Look for "screenshot" in the listing below. Gather each line that contains it.

──────── DATA LISTING ────────

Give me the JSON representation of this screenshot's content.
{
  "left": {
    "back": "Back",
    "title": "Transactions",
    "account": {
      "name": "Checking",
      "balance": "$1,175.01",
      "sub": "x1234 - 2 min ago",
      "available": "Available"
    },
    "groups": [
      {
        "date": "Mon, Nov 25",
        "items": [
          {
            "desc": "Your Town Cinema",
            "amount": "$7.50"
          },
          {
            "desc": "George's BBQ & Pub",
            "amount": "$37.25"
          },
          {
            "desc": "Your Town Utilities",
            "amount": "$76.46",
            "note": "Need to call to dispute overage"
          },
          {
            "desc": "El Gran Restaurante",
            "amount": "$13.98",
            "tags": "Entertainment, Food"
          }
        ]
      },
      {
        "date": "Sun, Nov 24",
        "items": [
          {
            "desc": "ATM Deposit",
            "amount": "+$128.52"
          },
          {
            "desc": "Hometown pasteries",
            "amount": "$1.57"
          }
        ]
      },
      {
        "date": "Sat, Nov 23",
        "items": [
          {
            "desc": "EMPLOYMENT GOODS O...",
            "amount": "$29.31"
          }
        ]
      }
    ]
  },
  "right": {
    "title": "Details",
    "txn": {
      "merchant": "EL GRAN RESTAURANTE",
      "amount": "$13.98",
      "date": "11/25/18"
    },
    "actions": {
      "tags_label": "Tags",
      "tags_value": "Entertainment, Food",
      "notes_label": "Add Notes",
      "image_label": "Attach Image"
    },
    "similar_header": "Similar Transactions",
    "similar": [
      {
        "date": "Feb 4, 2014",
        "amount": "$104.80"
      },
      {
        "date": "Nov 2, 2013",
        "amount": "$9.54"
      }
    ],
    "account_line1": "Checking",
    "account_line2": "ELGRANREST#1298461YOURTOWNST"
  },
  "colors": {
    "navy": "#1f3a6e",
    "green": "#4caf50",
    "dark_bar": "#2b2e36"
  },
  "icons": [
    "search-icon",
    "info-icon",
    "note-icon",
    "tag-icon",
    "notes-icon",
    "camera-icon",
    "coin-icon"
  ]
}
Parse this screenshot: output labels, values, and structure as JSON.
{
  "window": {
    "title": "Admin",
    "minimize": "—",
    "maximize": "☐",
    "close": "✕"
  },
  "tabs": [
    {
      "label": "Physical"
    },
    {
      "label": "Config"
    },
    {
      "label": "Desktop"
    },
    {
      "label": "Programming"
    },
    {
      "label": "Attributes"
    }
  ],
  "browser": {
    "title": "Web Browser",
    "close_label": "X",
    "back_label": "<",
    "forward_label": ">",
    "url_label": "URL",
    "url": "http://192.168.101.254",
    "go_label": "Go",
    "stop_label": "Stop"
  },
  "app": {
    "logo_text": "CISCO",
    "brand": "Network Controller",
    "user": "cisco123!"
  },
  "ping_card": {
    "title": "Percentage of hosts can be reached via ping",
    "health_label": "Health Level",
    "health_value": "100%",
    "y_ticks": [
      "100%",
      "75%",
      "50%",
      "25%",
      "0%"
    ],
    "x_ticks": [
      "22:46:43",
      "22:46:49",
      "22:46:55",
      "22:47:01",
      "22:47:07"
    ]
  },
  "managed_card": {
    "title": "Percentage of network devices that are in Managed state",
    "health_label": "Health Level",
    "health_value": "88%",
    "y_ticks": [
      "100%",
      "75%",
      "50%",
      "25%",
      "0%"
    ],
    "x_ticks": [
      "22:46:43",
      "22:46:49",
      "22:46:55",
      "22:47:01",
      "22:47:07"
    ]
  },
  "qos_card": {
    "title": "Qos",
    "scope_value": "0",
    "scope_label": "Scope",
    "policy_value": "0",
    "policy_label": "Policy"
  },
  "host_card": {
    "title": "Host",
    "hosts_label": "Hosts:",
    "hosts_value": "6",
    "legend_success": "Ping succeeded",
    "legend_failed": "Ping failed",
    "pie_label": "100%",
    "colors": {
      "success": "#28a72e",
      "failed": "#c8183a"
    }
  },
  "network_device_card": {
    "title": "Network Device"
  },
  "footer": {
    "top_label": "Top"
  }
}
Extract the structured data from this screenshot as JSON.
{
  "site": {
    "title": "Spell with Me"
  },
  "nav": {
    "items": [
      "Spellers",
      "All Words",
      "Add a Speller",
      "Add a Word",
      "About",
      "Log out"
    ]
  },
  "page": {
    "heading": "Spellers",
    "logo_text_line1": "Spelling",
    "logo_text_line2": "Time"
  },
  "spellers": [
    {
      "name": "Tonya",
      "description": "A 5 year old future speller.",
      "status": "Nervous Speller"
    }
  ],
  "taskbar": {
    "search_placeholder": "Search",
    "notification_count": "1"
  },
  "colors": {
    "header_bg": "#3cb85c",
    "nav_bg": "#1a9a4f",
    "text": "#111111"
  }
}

────────

RESPONSE>
Give me the JSON representation of this screenshot's content.
Parse this screenshot: output labels, values, and structure as JSON.
Extract the structured data from this screenshot as JSON.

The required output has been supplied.